#### [STATED TASK]
Copy the lines starting at the one that contains "potential-column-header: Potential (718, 48, 818, 78)" and ending at the one that contains "potential-rating-arrow: 79 (722, 193, 816, 243)", including both, reproducing each character for character.

#### [RAW DATA]
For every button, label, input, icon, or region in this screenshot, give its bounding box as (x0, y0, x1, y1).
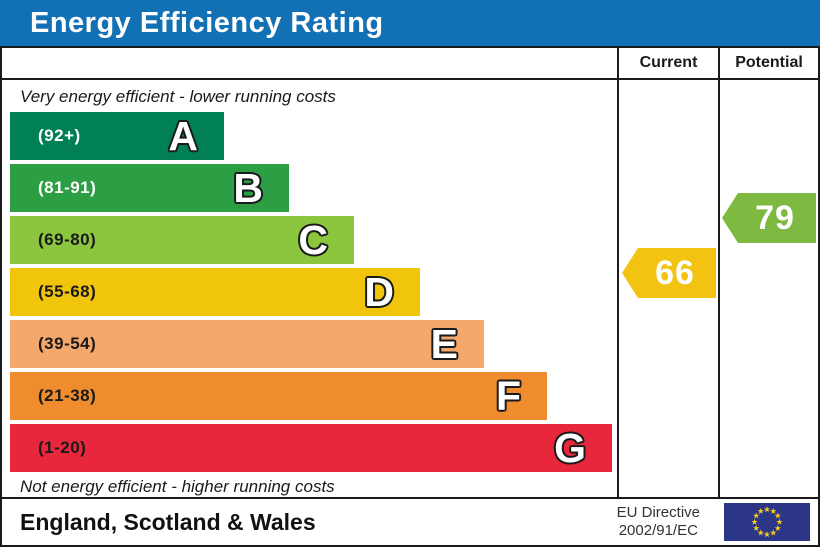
potential-column-header: Potential (718, 48, 818, 78)
current-rating-arrow: 66 (622, 248, 716, 298)
eu-flag-icon (724, 503, 810, 541)
region-label: England, Scotland & Wales (20, 508, 316, 535)
band-letter: B (233, 165, 263, 211)
footer: England, Scotland & Wales EU Directive 2… (2, 497, 818, 545)
band-row-g: (1-20) G (10, 424, 612, 472)
title-bar: Energy Efficiency Rating (0, 0, 820, 46)
band-letter: G (554, 425, 586, 471)
band-range-label: (92+) (38, 126, 81, 145)
band-range-label: (81-91) (38, 178, 97, 197)
band-letter: F (495, 373, 521, 419)
chart-area: Very energy efficient - lower running co… (2, 80, 617, 497)
band-row-a: (92+) A (10, 112, 224, 160)
potential-rating-value: 79 (755, 198, 795, 237)
band-row-d: (55-68) D (10, 268, 420, 316)
page-title: Energy Efficiency Rating (30, 6, 384, 39)
band-range-label: (69-80) (38, 230, 97, 249)
rating-table: Current Potential Very energy efficient … (0, 46, 820, 547)
chart-column-header-spacer (2, 48, 617, 78)
band-letter: C (298, 217, 328, 263)
band-range-label: (1-20) (38, 438, 87, 457)
header-row: Current Potential (2, 48, 818, 80)
caption-top: Very energy efficient - lower running co… (20, 87, 336, 106)
current-rating-value: 66 (655, 253, 695, 292)
potential-column: 79 (718, 80, 818, 497)
band-row-c: (69-80) C (10, 216, 354, 264)
band-range-label: (39-54) (38, 334, 97, 353)
current-column: 66 (617, 80, 718, 497)
caption-bottom: Not energy efficient - higher running co… (20, 477, 335, 496)
band-range-label: (55-68) (38, 282, 97, 301)
current-column-header: Current (617, 48, 718, 78)
eu-directive-line1: EU Directive (616, 504, 700, 521)
band-range-label: (21-38) (38, 386, 97, 405)
band-letter: D (364, 269, 394, 315)
band-row-e: (39-54) E (10, 320, 484, 368)
band-row-f: (21-38) F (10, 372, 547, 420)
eu-directive-line2: 2002/91/EC (618, 522, 698, 539)
eu-directive-label: EU Directive 2002/91/EC (617, 504, 700, 540)
band-letter: A (168, 113, 198, 159)
table-body: Very energy efficient - lower running co… (2, 80, 818, 497)
band-row-b: (81-91) B (10, 164, 289, 212)
potential-rating-arrow: 79 (722, 193, 816, 243)
rating-bands: (92+) A (81-91) B (69-80) C (55-68) D (39-54) E (2… (10, 112, 617, 472)
band-letter: E (430, 321, 458, 367)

#### [CORRECT RESPONSE]
potential-column-header: Potential (718, 48, 818, 78)
current-rating-arrow: 66 (622, 248, 716, 298)
eu-flag-icon (724, 503, 810, 541)
region-label: England, Scotland & Wales (20, 508, 316, 535)
band-letter: B (233, 165, 263, 211)
footer: England, Scotland & Wales EU Directive 2… (2, 497, 818, 545)
band-row-g: (1-20) G (10, 424, 612, 472)
title-bar: Energy Efficiency Rating (0, 0, 820, 46)
band-letter: G (554, 425, 586, 471)
band-range-label: (92+) (38, 126, 81, 145)
band-range-label: (81-91) (38, 178, 97, 197)
band-letter: F (495, 373, 521, 419)
chart-area: Very energy efficient - lower running co… (2, 80, 617, 497)
band-row-a: (92+) A (10, 112, 224, 160)
potential-rating-value: 79 (755, 198, 795, 237)
band-row-d: (55-68) D (10, 268, 420, 316)
page-title: Energy Efficiency Rating (30, 6, 384, 39)
band-range-label: (69-80) (38, 230, 97, 249)
rating-table: Current Potential Very energy efficient … (0, 46, 820, 547)
chart-column-header-spacer (2, 48, 617, 78)
band-letter: C (298, 217, 328, 263)
band-range-label: (1-20) (38, 438, 87, 457)
header-row: Current Potential (2, 48, 818, 80)
caption-top: Very energy efficient - lower running co… (20, 87, 336, 106)
current-rating-value: 66 (655, 253, 695, 292)
potential-column: 79 (718, 80, 818, 497)
band-row-c: (69-80) C (10, 216, 354, 264)
band-range-label: (39-54) (38, 334, 97, 353)
current-column: 66 (617, 80, 718, 497)
caption-bottom: Not energy efficient - higher running co… (20, 477, 335, 496)
band-range-label: (55-68) (38, 282, 97, 301)
current-column-header: Current (617, 48, 718, 78)
eu-directive-line1: EU Directive (616, 504, 700, 521)
band-range-label: (21-38) (38, 386, 97, 405)
band-letter: D (364, 269, 394, 315)
band-row-e: (39-54) E (10, 320, 484, 368)
band-row-f: (21-38) F (10, 372, 547, 420)
eu-directive-line2: 2002/91/EC (618, 522, 698, 539)
eu-directive-label: EU Directive 2002/91/EC (617, 504, 700, 540)
band-letter: A (168, 113, 198, 159)
table-body: Very energy efficient - lower running co… (2, 80, 818, 497)
band-row-b: (81-91) B (10, 164, 289, 212)
potential-rating-arrow: 79 (722, 193, 816, 243)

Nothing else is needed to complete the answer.